─── Source data ───

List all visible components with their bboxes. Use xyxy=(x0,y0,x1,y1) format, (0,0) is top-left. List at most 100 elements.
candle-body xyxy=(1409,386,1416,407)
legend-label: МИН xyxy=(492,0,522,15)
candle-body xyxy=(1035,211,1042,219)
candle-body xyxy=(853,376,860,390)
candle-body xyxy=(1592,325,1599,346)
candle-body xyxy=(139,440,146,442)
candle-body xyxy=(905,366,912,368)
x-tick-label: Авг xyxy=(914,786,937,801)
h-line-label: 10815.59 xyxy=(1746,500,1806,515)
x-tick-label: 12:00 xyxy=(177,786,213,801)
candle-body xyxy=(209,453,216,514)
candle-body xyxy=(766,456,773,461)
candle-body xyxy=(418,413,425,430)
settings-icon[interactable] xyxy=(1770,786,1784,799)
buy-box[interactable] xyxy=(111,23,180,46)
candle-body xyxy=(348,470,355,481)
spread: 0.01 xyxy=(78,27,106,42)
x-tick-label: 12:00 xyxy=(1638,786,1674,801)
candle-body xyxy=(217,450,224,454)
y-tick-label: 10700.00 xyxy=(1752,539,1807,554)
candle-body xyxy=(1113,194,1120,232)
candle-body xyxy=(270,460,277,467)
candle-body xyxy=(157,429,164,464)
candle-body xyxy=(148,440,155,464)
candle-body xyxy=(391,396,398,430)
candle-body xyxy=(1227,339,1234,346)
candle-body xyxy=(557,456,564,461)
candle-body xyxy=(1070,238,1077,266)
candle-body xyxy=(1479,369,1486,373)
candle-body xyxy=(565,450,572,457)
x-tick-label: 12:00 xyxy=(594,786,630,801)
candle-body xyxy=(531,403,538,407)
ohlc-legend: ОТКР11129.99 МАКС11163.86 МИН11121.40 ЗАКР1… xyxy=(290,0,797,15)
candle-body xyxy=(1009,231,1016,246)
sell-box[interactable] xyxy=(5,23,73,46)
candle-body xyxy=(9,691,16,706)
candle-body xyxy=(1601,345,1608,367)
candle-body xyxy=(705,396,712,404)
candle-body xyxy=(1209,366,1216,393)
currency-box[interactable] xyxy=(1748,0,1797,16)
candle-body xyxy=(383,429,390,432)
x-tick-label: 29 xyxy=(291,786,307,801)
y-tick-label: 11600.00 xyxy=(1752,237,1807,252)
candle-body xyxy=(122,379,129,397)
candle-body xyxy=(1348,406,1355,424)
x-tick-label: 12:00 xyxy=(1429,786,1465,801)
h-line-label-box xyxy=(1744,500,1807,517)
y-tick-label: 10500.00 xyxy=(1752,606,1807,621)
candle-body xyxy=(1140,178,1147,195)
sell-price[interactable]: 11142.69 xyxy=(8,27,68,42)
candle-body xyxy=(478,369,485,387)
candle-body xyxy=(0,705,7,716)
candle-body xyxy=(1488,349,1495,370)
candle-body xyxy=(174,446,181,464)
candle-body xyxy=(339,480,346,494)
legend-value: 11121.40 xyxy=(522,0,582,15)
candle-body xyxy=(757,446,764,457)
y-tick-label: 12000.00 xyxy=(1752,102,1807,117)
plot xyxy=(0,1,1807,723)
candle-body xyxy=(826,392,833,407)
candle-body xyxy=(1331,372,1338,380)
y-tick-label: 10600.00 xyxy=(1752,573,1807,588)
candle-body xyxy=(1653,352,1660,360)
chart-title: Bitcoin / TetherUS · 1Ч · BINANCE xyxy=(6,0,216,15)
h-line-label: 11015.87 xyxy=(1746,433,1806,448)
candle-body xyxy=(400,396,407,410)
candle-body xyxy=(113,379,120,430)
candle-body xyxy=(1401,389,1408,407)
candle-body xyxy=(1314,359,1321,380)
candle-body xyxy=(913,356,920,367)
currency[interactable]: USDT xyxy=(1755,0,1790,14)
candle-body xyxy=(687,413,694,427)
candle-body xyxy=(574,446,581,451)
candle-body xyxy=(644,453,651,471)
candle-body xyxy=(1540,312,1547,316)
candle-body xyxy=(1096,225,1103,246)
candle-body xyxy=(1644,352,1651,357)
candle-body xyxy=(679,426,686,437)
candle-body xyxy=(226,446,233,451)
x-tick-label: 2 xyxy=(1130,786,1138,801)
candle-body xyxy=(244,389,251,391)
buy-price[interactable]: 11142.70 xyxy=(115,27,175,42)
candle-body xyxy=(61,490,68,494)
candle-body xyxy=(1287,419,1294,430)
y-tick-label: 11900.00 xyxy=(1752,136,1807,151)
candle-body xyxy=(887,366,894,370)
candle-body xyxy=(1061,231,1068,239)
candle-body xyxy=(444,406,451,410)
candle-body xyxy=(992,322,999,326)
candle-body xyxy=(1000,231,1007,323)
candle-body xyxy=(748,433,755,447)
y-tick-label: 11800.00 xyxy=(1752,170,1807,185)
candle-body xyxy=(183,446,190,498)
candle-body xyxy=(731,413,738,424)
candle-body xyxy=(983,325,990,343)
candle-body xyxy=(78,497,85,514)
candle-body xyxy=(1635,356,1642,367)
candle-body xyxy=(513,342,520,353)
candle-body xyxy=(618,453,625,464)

───

* [Problem to work on]
Rewrite every entry, changing each occurrence of "candle-body" to "candle_body" and leaving everything else intact.

* [Task output]
List all visible components with their bboxes. Use xyxy=(x0,y0,x1,y1) format, (0,0) is top-left. List at most 100 elements.
candle_body xyxy=(1409,386,1416,407)
legend-label: МИН xyxy=(492,0,522,15)
candle_body xyxy=(1035,211,1042,219)
candle_body xyxy=(853,376,860,390)
candle_body xyxy=(1592,325,1599,346)
candle_body xyxy=(139,440,146,442)
candle_body xyxy=(905,366,912,368)
x-tick-label: Авг xyxy=(914,786,937,801)
h-line-label: 10815.59 xyxy=(1746,500,1806,515)
x-tick-label: 12:00 xyxy=(177,786,213,801)
candle_body xyxy=(209,453,216,514)
candle_body xyxy=(766,456,773,461)
candle_body xyxy=(418,413,425,430)
settings-icon[interactable] xyxy=(1770,786,1784,799)
buy-box[interactable] xyxy=(111,23,180,46)
candle_body xyxy=(348,470,355,481)
spread: 0.01 xyxy=(78,27,106,42)
x-tick-label: 12:00 xyxy=(1638,786,1674,801)
candle_body xyxy=(217,450,224,454)
y-tick-label: 10700.00 xyxy=(1752,539,1807,554)
candle_body xyxy=(1113,194,1120,232)
candle_body xyxy=(270,460,277,467)
candle_body xyxy=(157,429,164,464)
candle_body xyxy=(148,440,155,464)
candle_body xyxy=(391,396,398,430)
candle_body xyxy=(1227,339,1234,346)
candle_body xyxy=(557,456,564,461)
candle_body xyxy=(1070,238,1077,266)
candle_body xyxy=(1479,369,1486,373)
candle_body xyxy=(565,450,572,457)
x-tick-label: 12:00 xyxy=(594,786,630,801)
candle_body xyxy=(531,403,538,407)
ohlc-legend: ОТКР11129.99 МАКС11163.86 МИН11121.40 ЗАКР1… xyxy=(290,0,797,15)
candle_body xyxy=(1009,231,1016,246)
sell-box[interactable] xyxy=(5,23,73,46)
candle_body xyxy=(9,691,16,706)
candle_body xyxy=(1601,345,1608,367)
candle_body xyxy=(705,396,712,404)
candle_body xyxy=(1209,366,1216,393)
currency-box[interactable] xyxy=(1748,0,1797,16)
candle_body xyxy=(383,429,390,432)
x-tick-label: 29 xyxy=(291,786,307,801)
y-tick-label: 11600.00 xyxy=(1752,237,1807,252)
candle_body xyxy=(122,379,129,397)
candle_body xyxy=(1348,406,1355,424)
x-tick-label: 12:00 xyxy=(1429,786,1465,801)
h-line-label-box xyxy=(1744,500,1807,517)
y-tick-label: 10500.00 xyxy=(1752,606,1807,621)
candle_body xyxy=(1140,178,1147,195)
sell-price[interactable]: 11142.69 xyxy=(8,27,68,42)
candle_body xyxy=(478,369,485,387)
candle_body xyxy=(0,705,7,716)
candle_body xyxy=(1488,349,1495,370)
candle_body xyxy=(174,446,181,464)
candle_body xyxy=(339,480,346,494)
legend-value: 11121.40 xyxy=(522,0,582,15)
candle_body xyxy=(757,446,764,457)
y-tick-label: 12000.00 xyxy=(1752,102,1807,117)
plot xyxy=(0,1,1807,723)
candle_body xyxy=(826,392,833,407)
candle_body xyxy=(1331,372,1338,380)
y-tick-label: 10600.00 xyxy=(1752,573,1807,588)
candle_body xyxy=(1653,352,1660,360)
chart-title: Bitcoin / TetherUS · 1Ч · BINANCE xyxy=(6,0,216,15)
h-line-label: 11015.87 xyxy=(1746,433,1806,448)
candle_body xyxy=(400,396,407,410)
candle_body xyxy=(113,379,120,430)
candle_body xyxy=(1401,389,1408,407)
candle_body xyxy=(1314,359,1321,380)
candle_body xyxy=(913,356,920,367)
currency[interactable]: USDT xyxy=(1755,0,1790,14)
candle_body xyxy=(687,413,694,427)
candle_body xyxy=(574,446,581,451)
candle_body xyxy=(644,453,651,471)
candle_body xyxy=(1540,312,1547,316)
candle_body xyxy=(1096,225,1103,246)
candle_body xyxy=(1644,352,1651,357)
candle_body xyxy=(679,426,686,437)
candle_body xyxy=(226,446,233,451)
x-tick-label: 2 xyxy=(1130,786,1138,801)
candle_body xyxy=(244,389,251,391)
buy-price[interactable]: 11142.70 xyxy=(115,27,175,42)
candle_body xyxy=(61,490,68,494)
candle_body xyxy=(1287,419,1294,430)
y-tick-label: 11900.00 xyxy=(1752,136,1807,151)
candle_body xyxy=(887,366,894,370)
candle_body xyxy=(1061,231,1068,239)
candle_body xyxy=(444,406,451,410)
candle_body xyxy=(992,322,999,326)
candle_body xyxy=(1000,231,1007,323)
candle_body xyxy=(748,433,755,447)
y-tick-label: 11800.00 xyxy=(1752,170,1807,185)
candle_body xyxy=(183,446,190,498)
candle_body xyxy=(731,413,738,424)
candle_body xyxy=(983,325,990,343)
candle_body xyxy=(78,497,85,514)
candle_body xyxy=(1635,356,1642,367)
candle_body xyxy=(513,342,520,353)
candle_body xyxy=(618,453,625,464)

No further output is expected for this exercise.